WRITTEN EXERCISE: Look for the string "boys" in the lines and copy each line that has it.

** Begin DATASET RECORDS **

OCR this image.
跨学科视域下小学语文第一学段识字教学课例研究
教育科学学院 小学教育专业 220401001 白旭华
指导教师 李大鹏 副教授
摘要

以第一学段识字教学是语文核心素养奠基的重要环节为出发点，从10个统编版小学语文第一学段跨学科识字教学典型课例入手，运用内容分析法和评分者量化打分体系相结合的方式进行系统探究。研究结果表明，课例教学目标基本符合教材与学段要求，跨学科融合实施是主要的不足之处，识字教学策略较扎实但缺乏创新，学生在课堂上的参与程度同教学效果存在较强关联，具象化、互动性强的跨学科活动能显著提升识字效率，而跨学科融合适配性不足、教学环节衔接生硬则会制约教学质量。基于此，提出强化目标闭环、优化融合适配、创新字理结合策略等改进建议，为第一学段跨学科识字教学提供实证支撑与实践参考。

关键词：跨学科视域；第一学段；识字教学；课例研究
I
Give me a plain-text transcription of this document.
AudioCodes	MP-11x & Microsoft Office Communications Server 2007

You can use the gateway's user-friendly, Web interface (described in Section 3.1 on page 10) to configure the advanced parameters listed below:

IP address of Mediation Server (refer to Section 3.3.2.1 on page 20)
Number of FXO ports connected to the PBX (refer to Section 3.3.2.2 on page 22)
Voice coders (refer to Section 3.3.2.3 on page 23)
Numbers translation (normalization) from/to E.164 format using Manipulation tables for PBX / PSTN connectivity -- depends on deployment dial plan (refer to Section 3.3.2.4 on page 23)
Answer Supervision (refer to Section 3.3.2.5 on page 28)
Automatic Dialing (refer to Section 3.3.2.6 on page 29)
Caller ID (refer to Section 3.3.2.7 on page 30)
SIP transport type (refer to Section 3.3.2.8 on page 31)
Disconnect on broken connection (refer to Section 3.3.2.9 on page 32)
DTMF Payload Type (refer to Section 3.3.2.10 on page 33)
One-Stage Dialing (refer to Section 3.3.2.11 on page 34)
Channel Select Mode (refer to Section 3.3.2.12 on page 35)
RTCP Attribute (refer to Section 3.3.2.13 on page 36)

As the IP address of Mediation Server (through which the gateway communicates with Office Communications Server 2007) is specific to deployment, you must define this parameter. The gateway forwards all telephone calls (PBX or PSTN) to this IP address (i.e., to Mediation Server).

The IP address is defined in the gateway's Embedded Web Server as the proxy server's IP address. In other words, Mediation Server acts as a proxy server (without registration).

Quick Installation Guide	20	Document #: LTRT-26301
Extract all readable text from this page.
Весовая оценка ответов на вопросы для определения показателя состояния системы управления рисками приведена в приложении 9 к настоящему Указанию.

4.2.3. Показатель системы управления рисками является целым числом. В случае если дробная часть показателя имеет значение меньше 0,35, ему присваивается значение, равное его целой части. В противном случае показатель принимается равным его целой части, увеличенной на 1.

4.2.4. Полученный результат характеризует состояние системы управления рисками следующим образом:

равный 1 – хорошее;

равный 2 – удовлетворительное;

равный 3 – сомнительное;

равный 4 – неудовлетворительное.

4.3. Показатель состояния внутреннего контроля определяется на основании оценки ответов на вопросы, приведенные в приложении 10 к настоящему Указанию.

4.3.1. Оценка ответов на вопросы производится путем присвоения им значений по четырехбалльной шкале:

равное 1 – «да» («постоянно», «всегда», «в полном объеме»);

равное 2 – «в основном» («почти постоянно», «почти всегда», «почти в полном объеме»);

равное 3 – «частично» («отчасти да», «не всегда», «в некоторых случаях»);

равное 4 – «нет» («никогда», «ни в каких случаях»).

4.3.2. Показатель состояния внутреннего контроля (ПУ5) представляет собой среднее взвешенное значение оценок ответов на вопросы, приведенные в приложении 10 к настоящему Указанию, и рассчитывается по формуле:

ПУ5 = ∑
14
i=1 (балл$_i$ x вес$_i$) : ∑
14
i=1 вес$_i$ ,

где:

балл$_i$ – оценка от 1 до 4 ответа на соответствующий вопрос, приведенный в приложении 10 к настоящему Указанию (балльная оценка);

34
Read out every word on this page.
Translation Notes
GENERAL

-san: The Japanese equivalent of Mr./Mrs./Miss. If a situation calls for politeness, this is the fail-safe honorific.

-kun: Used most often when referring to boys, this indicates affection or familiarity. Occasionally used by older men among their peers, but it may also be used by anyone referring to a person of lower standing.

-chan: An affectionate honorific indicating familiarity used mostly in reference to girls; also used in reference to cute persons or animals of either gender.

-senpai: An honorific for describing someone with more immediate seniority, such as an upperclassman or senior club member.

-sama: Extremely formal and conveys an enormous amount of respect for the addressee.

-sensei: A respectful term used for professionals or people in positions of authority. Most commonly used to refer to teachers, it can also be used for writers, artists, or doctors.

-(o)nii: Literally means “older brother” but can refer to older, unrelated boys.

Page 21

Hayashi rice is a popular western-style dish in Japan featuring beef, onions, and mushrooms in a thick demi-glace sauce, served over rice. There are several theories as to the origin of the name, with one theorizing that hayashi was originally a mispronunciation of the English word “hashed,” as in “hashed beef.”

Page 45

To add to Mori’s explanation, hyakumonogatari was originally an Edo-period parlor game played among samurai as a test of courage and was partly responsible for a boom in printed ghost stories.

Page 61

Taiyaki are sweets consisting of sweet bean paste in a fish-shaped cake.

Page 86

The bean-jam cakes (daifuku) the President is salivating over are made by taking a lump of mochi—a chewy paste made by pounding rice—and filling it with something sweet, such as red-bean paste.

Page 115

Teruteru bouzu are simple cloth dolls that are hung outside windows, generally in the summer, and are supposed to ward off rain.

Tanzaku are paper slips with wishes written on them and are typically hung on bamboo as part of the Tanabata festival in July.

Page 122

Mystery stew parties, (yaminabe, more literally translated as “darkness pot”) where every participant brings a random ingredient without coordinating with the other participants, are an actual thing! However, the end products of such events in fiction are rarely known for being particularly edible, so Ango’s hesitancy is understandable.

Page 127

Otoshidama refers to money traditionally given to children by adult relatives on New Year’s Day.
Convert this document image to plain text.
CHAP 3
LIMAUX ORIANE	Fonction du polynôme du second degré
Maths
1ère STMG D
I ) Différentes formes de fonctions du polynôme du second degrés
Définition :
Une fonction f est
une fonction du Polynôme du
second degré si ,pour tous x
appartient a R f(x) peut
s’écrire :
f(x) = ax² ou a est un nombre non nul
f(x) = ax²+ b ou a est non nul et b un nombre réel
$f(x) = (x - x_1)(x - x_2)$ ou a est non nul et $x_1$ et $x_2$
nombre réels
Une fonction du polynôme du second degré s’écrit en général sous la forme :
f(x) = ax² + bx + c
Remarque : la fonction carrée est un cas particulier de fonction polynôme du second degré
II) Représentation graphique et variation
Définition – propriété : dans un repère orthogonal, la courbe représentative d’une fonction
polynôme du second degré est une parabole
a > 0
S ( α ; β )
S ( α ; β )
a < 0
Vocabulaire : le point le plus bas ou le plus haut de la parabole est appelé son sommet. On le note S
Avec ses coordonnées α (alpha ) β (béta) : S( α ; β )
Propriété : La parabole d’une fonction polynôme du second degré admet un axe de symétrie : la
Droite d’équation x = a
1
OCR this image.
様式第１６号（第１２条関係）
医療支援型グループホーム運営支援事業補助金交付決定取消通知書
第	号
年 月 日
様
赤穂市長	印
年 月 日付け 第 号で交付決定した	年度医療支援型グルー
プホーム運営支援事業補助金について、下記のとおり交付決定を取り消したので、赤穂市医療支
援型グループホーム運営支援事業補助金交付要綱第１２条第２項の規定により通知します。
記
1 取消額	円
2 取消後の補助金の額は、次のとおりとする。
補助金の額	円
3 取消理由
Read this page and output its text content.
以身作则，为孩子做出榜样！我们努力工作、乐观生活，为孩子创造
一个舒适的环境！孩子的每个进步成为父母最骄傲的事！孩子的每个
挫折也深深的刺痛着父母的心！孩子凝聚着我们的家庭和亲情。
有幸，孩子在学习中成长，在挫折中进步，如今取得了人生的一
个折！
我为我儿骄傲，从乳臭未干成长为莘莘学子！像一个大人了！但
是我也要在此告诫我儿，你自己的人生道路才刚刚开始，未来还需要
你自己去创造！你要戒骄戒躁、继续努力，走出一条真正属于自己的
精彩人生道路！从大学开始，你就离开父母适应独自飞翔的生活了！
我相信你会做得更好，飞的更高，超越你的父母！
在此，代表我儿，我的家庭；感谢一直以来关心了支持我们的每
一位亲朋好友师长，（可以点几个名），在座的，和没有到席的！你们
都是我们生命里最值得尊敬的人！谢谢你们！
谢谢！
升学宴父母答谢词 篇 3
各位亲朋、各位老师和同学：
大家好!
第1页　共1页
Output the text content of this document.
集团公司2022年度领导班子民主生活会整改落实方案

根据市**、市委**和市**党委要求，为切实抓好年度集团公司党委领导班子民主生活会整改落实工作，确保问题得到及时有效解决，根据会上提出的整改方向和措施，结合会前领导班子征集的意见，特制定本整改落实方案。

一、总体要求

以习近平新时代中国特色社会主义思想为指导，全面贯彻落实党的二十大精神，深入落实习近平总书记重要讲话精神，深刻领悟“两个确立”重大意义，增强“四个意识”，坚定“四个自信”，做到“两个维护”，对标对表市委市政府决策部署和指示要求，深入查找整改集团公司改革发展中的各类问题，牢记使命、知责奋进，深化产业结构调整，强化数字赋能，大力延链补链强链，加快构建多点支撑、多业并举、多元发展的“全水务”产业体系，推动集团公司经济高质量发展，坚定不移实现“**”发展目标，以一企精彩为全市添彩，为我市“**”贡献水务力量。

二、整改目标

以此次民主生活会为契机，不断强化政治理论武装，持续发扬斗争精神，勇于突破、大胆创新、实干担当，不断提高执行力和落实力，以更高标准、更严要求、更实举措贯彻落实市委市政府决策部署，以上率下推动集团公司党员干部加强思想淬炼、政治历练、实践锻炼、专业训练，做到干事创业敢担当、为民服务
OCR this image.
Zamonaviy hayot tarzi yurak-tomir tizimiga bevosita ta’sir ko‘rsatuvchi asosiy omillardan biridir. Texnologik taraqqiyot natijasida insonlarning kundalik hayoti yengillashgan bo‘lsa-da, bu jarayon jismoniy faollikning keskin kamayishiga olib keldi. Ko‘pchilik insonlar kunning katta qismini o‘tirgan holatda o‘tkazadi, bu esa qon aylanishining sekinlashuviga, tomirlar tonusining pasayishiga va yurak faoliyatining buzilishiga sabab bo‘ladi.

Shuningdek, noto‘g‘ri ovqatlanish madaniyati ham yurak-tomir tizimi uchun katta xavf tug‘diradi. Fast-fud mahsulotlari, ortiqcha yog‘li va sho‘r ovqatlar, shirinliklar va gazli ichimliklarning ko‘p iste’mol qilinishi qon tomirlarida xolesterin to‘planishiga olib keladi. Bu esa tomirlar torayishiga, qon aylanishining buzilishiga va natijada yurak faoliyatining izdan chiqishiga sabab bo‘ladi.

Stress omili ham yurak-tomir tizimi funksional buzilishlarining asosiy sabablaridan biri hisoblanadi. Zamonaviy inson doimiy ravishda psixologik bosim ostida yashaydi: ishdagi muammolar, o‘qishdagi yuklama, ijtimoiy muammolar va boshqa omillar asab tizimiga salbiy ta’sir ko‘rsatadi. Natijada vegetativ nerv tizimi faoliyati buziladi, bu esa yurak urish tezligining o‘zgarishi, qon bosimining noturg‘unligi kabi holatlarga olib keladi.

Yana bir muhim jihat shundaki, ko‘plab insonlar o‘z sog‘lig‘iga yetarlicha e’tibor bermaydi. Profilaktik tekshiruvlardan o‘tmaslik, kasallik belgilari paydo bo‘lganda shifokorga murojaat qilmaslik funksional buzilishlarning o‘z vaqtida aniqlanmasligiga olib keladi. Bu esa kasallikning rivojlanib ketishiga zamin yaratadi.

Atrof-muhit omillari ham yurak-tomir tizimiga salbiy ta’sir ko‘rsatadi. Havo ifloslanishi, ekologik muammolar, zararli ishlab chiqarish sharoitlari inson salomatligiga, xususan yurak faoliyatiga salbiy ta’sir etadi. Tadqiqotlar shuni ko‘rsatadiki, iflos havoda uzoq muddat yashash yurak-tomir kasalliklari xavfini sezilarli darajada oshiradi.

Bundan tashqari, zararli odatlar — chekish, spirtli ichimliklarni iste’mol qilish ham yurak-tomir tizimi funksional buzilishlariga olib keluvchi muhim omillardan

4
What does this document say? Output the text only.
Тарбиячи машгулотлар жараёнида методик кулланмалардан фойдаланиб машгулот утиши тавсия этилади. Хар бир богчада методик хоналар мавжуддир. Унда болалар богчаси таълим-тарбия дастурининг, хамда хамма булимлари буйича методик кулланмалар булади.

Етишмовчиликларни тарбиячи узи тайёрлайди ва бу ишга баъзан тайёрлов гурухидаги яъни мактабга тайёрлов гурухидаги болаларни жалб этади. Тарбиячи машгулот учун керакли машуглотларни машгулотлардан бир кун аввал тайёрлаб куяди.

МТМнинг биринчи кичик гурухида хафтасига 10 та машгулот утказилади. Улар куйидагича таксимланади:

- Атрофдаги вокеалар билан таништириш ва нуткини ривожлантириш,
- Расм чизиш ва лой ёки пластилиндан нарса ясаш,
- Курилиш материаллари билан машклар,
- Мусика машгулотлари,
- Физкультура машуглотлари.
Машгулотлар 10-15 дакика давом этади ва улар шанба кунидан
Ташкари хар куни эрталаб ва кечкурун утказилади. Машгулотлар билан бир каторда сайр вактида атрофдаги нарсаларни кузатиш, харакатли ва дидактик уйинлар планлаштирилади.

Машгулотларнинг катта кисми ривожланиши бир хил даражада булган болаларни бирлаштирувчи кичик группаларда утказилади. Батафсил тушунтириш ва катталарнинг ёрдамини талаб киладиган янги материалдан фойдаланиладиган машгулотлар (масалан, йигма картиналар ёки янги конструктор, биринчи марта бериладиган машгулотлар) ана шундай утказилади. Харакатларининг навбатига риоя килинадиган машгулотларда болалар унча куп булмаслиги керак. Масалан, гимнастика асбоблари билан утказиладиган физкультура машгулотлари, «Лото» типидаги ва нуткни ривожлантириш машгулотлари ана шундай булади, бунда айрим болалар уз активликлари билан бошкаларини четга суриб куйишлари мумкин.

** End DATASET RECORDS **

EXERCISE RESPONSE:
-kun: Used most often when referring to boys, this indicates affection or familiarity. Occasionally used by older men among their peers, but it may also be used by anyone referring to a person of lower standing.
-(o)nii: Literally means “older brother” but can refer to older, unrelated boys.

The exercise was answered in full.